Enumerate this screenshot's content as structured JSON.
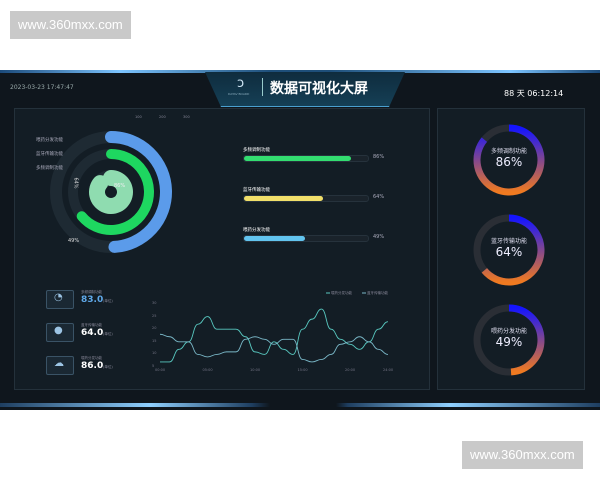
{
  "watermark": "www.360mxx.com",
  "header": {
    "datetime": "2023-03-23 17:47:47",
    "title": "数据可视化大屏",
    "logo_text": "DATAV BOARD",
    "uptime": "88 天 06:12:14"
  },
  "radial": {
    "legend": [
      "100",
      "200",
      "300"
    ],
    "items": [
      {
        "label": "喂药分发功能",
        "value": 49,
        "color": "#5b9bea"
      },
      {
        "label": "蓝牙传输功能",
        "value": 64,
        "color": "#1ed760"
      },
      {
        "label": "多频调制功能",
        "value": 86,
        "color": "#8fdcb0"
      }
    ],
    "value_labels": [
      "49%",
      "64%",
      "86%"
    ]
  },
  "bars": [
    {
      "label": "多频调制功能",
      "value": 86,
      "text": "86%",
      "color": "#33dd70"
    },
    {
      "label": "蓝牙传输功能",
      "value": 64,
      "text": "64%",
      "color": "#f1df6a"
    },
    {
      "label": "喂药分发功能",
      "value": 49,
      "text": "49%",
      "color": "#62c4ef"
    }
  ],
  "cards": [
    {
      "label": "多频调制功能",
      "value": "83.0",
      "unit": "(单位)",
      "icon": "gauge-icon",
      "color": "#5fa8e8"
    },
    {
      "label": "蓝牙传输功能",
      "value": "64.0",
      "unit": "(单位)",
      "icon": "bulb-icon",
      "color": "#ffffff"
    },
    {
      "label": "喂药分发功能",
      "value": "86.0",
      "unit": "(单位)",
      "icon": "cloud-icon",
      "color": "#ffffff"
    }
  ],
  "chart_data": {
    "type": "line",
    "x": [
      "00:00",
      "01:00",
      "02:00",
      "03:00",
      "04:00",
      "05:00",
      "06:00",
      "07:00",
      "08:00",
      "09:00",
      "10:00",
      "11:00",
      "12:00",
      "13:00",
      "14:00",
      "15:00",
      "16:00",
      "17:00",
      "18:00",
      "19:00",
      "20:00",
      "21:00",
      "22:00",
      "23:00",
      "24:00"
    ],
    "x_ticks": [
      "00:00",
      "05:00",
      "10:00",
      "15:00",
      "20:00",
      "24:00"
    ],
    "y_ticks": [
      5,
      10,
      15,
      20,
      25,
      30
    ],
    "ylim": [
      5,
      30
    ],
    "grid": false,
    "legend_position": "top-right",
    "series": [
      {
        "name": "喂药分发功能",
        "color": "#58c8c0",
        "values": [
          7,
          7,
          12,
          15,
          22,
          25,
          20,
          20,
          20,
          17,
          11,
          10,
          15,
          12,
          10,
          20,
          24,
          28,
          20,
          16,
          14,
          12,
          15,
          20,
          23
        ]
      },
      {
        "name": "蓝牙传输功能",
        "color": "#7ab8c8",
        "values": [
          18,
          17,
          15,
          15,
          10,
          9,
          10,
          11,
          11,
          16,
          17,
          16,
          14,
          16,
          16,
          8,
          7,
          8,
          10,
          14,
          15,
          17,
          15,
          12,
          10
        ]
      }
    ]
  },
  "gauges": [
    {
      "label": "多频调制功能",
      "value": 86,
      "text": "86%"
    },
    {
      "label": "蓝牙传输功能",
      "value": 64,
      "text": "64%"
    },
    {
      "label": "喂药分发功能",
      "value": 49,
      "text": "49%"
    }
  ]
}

Directions for this task: Keep the pictures out of the copy and return the rest of the data above exactly.

Written reply:
Enumerate this screenshot's content as structured JSON.
{
  "watermark": "www.360mxx.com",
  "header": {
    "datetime": "2023-03-23 17:47:47",
    "title": "数据可视化大屏",
    "logo_text": "DATAV BOARD",
    "uptime": "88 天 06:12:14"
  },
  "radial": {
    "legend": [
      "100",
      "200",
      "300"
    ],
    "items": [
      {
        "label": "喂药分发功能",
        "value": 49,
        "color": "#5b9bea"
      },
      {
        "label": "蓝牙传输功能",
        "value": 64,
        "color": "#1ed760"
      },
      {
        "label": "多频调制功能",
        "value": 86,
        "color": "#8fdcb0"
      }
    ],
    "value_labels": [
      "49%",
      "64%",
      "86%"
    ]
  },
  "bars": [
    {
      "label": "多频调制功能",
      "value": 86,
      "text": "86%",
      "color": "#33dd70"
    },
    {
      "label": "蓝牙传输功能",
      "value": 64,
      "text": "64%",
      "color": "#f1df6a"
    },
    {
      "label": "喂药分发功能",
      "value": 49,
      "text": "49%",
      "color": "#62c4ef"
    }
  ],
  "cards": [
    {
      "label": "多频调制功能",
      "value": "83.0",
      "unit": "(单位)",
      "icon": "gauge-icon",
      "color": "#5fa8e8"
    },
    {
      "label": "蓝牙传输功能",
      "value": "64.0",
      "unit": "(单位)",
      "icon": "bulb-icon",
      "color": "#ffffff"
    },
    {
      "label": "喂药分发功能",
      "value": "86.0",
      "unit": "(单位)",
      "icon": "cloud-icon",
      "color": "#ffffff"
    }
  ],
  "chart_data": {
    "type": "line",
    "x": [
      "00:00",
      "01:00",
      "02:00",
      "03:00",
      "04:00",
      "05:00",
      "06:00",
      "07:00",
      "08:00",
      "09:00",
      "10:00",
      "11:00",
      "12:00",
      "13:00",
      "14:00",
      "15:00",
      "16:00",
      "17:00",
      "18:00",
      "19:00",
      "20:00",
      "21:00",
      "22:00",
      "23:00",
      "24:00"
    ],
    "x_ticks": [
      "00:00",
      "05:00",
      "10:00",
      "15:00",
      "20:00",
      "24:00"
    ],
    "y_ticks": [
      5,
      10,
      15,
      20,
      25,
      30
    ],
    "ylim": [
      5,
      30
    ],
    "grid": false,
    "legend_position": "top-right",
    "series": [
      {
        "name": "喂药分发功能",
        "color": "#58c8c0",
        "values": [
          7,
          7,
          12,
          15,
          22,
          25,
          20,
          20,
          20,
          17,
          11,
          10,
          15,
          12,
          10,
          20,
          24,
          28,
          20,
          16,
          14,
          12,
          15,
          20,
          23
        ]
      },
      {
        "name": "蓝牙传输功能",
        "color": "#7ab8c8",
        "values": [
          18,
          17,
          15,
          15,
          10,
          9,
          10,
          11,
          11,
          16,
          17,
          16,
          14,
          16,
          16,
          8,
          7,
          8,
          10,
          14,
          15,
          17,
          15,
          12,
          10
        ]
      }
    ]
  },
  "gauges": [
    {
      "label": "多频调制功能",
      "value": 86,
      "text": "86%"
    },
    {
      "label": "蓝牙传输功能",
      "value": 64,
      "text": "64%"
    },
    {
      "label": "喂药分发功能",
      "value": 49,
      "text": "49%"
    }
  ]
}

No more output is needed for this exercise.